— Exercise —
Exclude the pictures and retype the entries as written.

— Dataset extract —
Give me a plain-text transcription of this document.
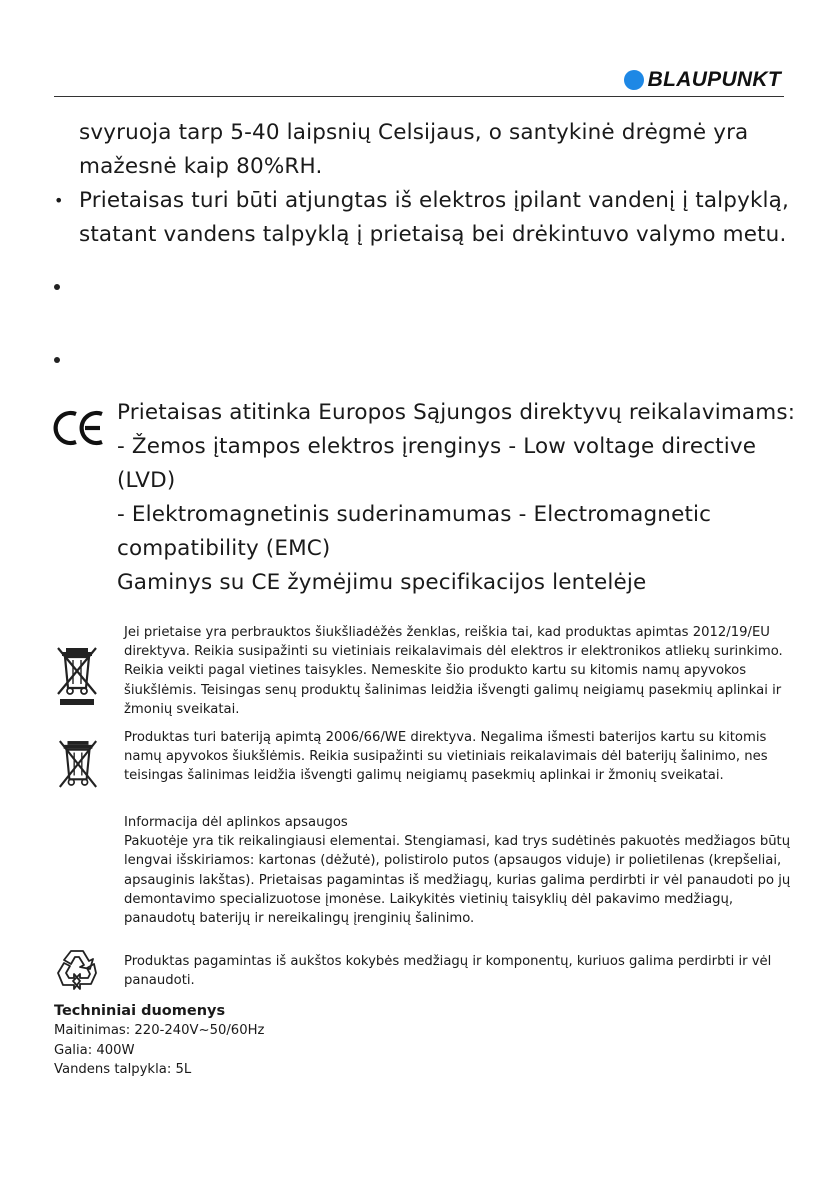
BLAUPUNKT

svyruoja tarp 5-40 laipsnių Celsijaus, o santykinė drėgmė yra mažesnė kaip 80%RH.

• Prietaisas turi būti atjungtas iš elektros įpilant vandenį į talpyklą, statant vandens talpyklą į prietaisą bei drėkintuvo valymo metu.

Prietaisas atitinka Europos Sąjungos direktyvų reikalavimams:

- Žemos įtampos elektros įrenginys - Low voltage directive (LVD)

- Elektromagnetinis suderinamumas - Electromagnetic compatibility (EMC)

Gaminys su CE žymėjimu specifikacijos lentelėje

Jei prietaise yra perbrauktos šiukšliadėžės ženklas, reiškia tai, kad produktas apimtas 2012/19/EU direktyva. Reikia susipažinti su vietiniais reikalavimais dėl elektros ir elektronikos atliekų surinkimo. Reikia veikti pagal vietines taisykles. Nemeskite šio produkto kartu su kitomis namų apyvokos šiukšlėmis. Teisingas senų produktų šalinimas leidžia išvengti galimų neigiamų pasekmių aplinkai ir žmonių sveikatai.

Produktas turi bateriją apimtą 2006/66/WE direktyva. Negalima išmesti baterijos kartu su kitomis namų apyvokos šiukšlėmis. Reikia susipažinti su vietiniais reikalavimais dėl baterijų šalinimo, nes teisingas šalinimas leidžia išvengti galimų neigiamų pasekmių aplinkai ir žmonių sveikatai.

Informacija dėl aplinkos apsaugos

Pakuotėje yra tik reikalingiausi elementai. Stengiamasi, kad trys sudėtinės pakuotės medžiagos būtų lengvai išskiriamos: kartonas (dėžutė), polistirolo putos (apsaugos viduje) ir polietilenas (krepšeliai, apsauginis lakštas). Prietaisas pagamintas iš medžiagų, kurias galima perdirbti ir vėl panaudoti po jų demontavimo specializuotose įmonėse. Laikykitės vietinių taisyklių dėl pakavimo medžiagų, panaudotų baterijų ir nereikalingų įrenginių šalinimo.

Produktas pagamintas iš aukštos kokybės medžiagų ir komponentų, kuriuos galima perdirbti ir vėl panaudoti.

Techniniai duomenys

Maitinimas: 220-240V~50/60Hz

Galia: 400W

Vandens talpykla: 5L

— Reply to the exercise —
Give me a plain-text transcription of this document.
BLAUPUNKT

svyruoja tarp 5-40 laipsnių Celsijaus, o santykinė drėgmė yra mažesnė kaip 80%RH.

• Prietaisas turi būti atjungtas iš elektros įpilant vandenį į talpyklą, statant vandens talpyklą į prietaisą bei drėkintuvo valymo metu.

Prietaisas atitinka Europos Sąjungos direktyvų reikalavimams:

- Žemos įtampos elektros įrenginys - Low voltage directive (LVD)

- Elektromagnetinis suderinamumas - Electromagnetic compatibility (EMC)

Gaminys su CE žymėjimu specifikacijos lentelėje

Jei prietaise yra perbrauktos šiukšliadėžės ženklas, reiškia tai, kad produktas apimtas 2012/19/EU direktyva. Reikia susipažinti su vietiniais reikalavimais dėl elektros ir elektronikos atliekų surinkimo. Reikia veikti pagal vietines taisykles. Nemeskite šio produkto kartu su kitomis namų apyvokos šiukšlėmis. Teisingas senų produktų šalinimas leidžia išvengti galimų neigiamų pasekmių aplinkai ir žmonių sveikatai.

Produktas turi bateriją apimtą 2006/66/WE direktyva. Negalima išmesti baterijos kartu su kitomis namų apyvokos šiukšlėmis. Reikia susipažinti su vietiniais reikalavimais dėl baterijų šalinimo, nes teisingas šalinimas leidžia išvengti galimų neigiamų pasekmių aplinkai ir žmonių sveikatai.

Informacija dėl aplinkos apsaugos

Pakuotėje yra tik reikalingiausi elementai. Stengiamasi, kad trys sudėtinės pakuotės medžiagos būtų lengvai išskiriamos: kartonas (dėžutė), polistirolo putos (apsaugos viduje) ir polietilenas (krepšeliai, apsauginis lakštas). Prietaisas pagamintas iš medžiagų, kurias galima perdirbti ir vėl panaudoti po jų demontavimo specializuotose įmonėse. Laikykitės vietinių taisyklių dėl pakavimo medžiagų, panaudotų baterijų ir nereikalingų įrenginių šalinimo.

Produktas pagamintas iš aukštos kokybės medžiagų ir komponentų, kuriuos galima perdirbti ir vėl panaudoti.

Techniniai duomenys

Maitinimas: 220-240V~50/60Hz

Galia: 400W

Vandens talpykla: 5L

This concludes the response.